(Beginning of PAGE TEXT)

December 17, 2020
Payment models in healthcare are actively shifting from traditional fee-for-service payments to value-based care models. This change represents a huge shift for most healthcare organizations which have financial and care models built around fee-for-service reimbursement.
The goal of value-based care models is to slow the rate of increase in total cost of care and ensure that care is being delivered in the right place, at the right time, and by the right caregivers. These goals are met by balancing quality, cost, and patient experience.
Payment models include:
- A regular monthly payment for coordinating patient care in addition to the regular fee-for-service payments.
- An agreement between the provider and the health plan to reduce the total cost of care while increasing quality. Any savings is shared at the end of the year.
- A bundled arrangement where the provider and health plan agree to a set price for a specific diagnosis or procedure, such as knee pain or a knee replacement. If the provider comes in under the set price, they make more money on the procedure. If the procedure is more expensive than the set price, the provider will not be reimbursed for the extra costs.

(End of PAGE TEXT)

Write out the full text on healthcare payment models word for word. The items are separate material and have no connection to the text on healthcare payment models.

(Beginning of SUPPLIED MATERIAL)

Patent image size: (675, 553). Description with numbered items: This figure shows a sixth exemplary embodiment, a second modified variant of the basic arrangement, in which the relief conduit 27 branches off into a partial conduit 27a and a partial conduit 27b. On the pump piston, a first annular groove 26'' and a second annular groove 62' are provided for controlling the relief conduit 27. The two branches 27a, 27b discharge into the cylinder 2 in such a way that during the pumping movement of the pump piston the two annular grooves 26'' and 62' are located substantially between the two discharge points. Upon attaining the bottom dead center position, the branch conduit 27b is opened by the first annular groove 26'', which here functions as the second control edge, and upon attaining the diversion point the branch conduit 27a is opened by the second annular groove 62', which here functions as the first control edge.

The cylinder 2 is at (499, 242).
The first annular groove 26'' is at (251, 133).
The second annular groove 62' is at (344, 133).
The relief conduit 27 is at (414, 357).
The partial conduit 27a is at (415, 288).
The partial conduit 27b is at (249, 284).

(End of SUPPLIED MATERIAL)

_RESULT OF THE EXERCISE:_
December 17, 2020
Payment models in healthcare are actively shifting from traditional fee-for-service payments to value-based care models. This change represents a huge shift for most healthcare organizations which have financial and care models built around fee-for-service reimbursement.
The goal of value-based care models is to slow the rate of increase in total cost of care and ensure that care is being delivered in the right place, at the right time, and by the right caregivers. These goals are met by balancing quality, cost, and patient experience.
Payment models include:
- A regular monthly payment for coordinating patient care in addition to the regular fee-for-service payments.
- An agreement between the provider and the health plan to reduce the total cost of care while increasing quality. Any savings is shared at the end of the year.
- A bundled arrangement where the provider and health plan agree to a set price for a specific diagnosis or procedure, such as knee pain or a knee replacement. If the provider comes in under the set price, they make more money on the procedure. If the procedure is more expensive than the set price, the provider will not be reimbursed for the extra costs.